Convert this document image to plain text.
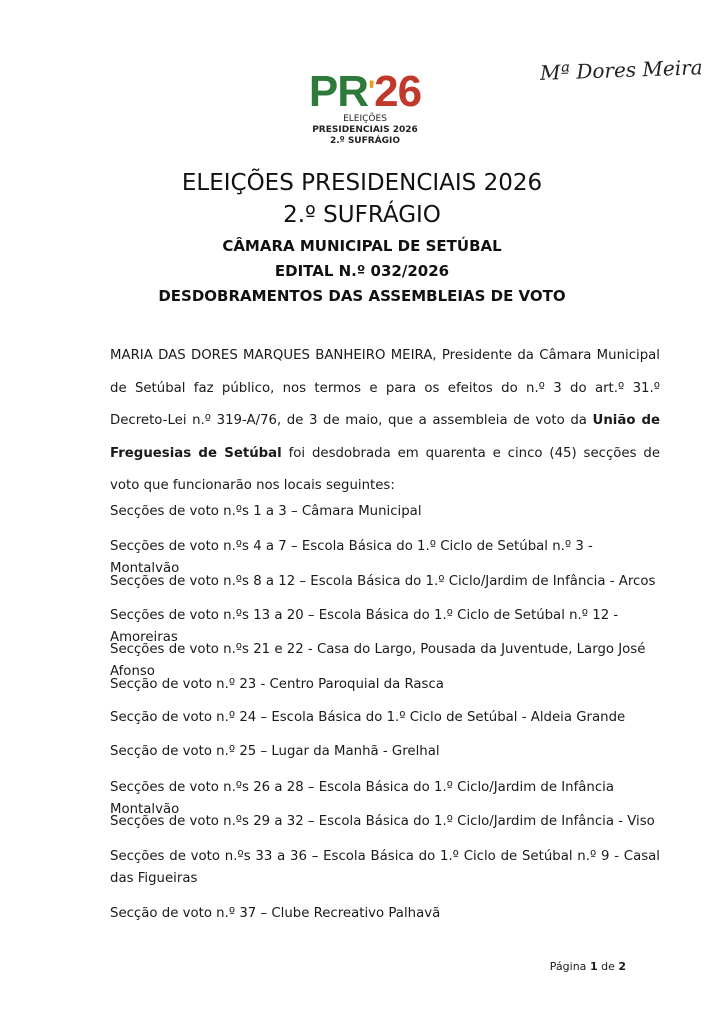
PR'26
ELEIÇÕES
PRESIDENCIAIS 2026
2.º SUFRÁGIO
Mª Dores Meira
ELEIÇÕES PRESIDENCIAIS 2026
2.º SUFRÁGIO
CÂMARA MUNICIPAL DE SETÚBAL
EDITAL N.º 032/2026
DESDOBRAMENTOS DAS ASSEMBLEIAS DE VOTO
MARIA DAS DORES MARQUES BANHEIRO MEIRA, Presidente da Câmara Municipal de Setúbal faz público, nos termos e para os efeitos do n.º 3 do art.º 31.º Decreto-Lei n.º 319-A/76, de 3 de maio, que a assembleia de voto da União de Freguesias de Setúbal foi desdobrada em quarenta e cinco (45) secções de voto que funcionarão nos locais seguintes:
Secções de voto n.ºs 1 a 3 – Câmara Municipal
Secções de voto n.ºs 4 a 7 – Escola Básica do 1.º Ciclo de Setúbal n.º 3 - Montalvão
Secções de voto n.ºs 8 a 12 – Escola Básica do 1.º Ciclo/Jardim de Infância - Arcos
Secções de voto n.ºs 13 a 20 – Escola Básica do 1.º Ciclo de Setúbal n.º 12 - Amoreiras
Secções de voto n.ºs 21 e 22 - Casa do Largo, Pousada da Juventude, Largo José Afonso
Secção de voto n.º 23 - Centro Paroquial da Rasca
Secção de voto n.º 24 – Escola Básica do 1.º Ciclo de Setúbal - Aldeia Grande
Secção de voto n.º 25 – Lugar da Manhã - Grelhal
Secções de voto n.ºs 26 a 28 – Escola Básica do 1.º Ciclo/Jardim de Infância Montalvão
Secções de voto n.ºs 29 a 32 – Escola Básica do 1.º Ciclo/Jardim de Infância - Viso
Secções de voto n.ºs 33 a 36 – Escola Básica do 1.º Ciclo de Setúbal n.º 9 - Casal das Figueiras
Secção de voto n.º 37 – Clube Recreativo Palhavã
Página 1 de 2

::::::::::

[AIM OF THE EXERCISE]
Leave the pictures out and reproduce each record exactly as written.

[RESULT]
Convert this document image to plain text.
PR'26
ELEIÇÕES
PRESIDENCIAIS 2026
2.º SUFRÁGIO
Mª Dores Meira
ELEIÇÕES PRESIDENCIAIS 2026
2.º SUFRÁGIO
CÂMARA MUNICIPAL DE SETÚBAL
EDITAL N.º 032/2026
DESDOBRAMENTOS DAS ASSEMBLEIAS DE VOTO
MARIA DAS DORES MARQUES BANHEIRO MEIRA, Presidente da Câmara Municipal de Setúbal faz público, nos termos e para os efeitos do n.º 3 do art.º 31.º Decreto-Lei n.º 319-A/76, de 3 de maio, que a assembleia de voto da União de Freguesias de Setúbal foi desdobrada em quarenta e cinco (45) secções de voto que funcionarão nos locais seguintes:
Secções de voto n.ºs 1 a 3 – Câmara Municipal
Secções de voto n.ºs 4 a 7 – Escola Básica do 1.º Ciclo de Setúbal n.º 3 - Montalvão
Secções de voto n.ºs 8 a 12 – Escola Básica do 1.º Ciclo/Jardim de Infância - Arcos
Secções de voto n.ºs 13 a 20 – Escola Básica do 1.º Ciclo de Setúbal n.º 12 - Amoreiras
Secções de voto n.ºs 21 e 22 - Casa do Largo, Pousada da Juventude, Largo José Afonso
Secção de voto n.º 23 - Centro Paroquial da Rasca
Secção de voto n.º 24 – Escola Básica do 1.º Ciclo de Setúbal - Aldeia Grande
Secção de voto n.º 25 – Lugar da Manhã - Grelhal
Secções de voto n.ºs 26 a 28 – Escola Básica do 1.º Ciclo/Jardim de Infância Montalvão
Secções de voto n.ºs 29 a 32 – Escola Básica do 1.º Ciclo/Jardim de Infância - Viso
Secções de voto n.ºs 33 a 36 – Escola Básica do 1.º Ciclo de Setúbal n.º 9 - Casal das Figueiras
Secção de voto n.º 37 – Clube Recreativo Palhavã
Página 1 de 2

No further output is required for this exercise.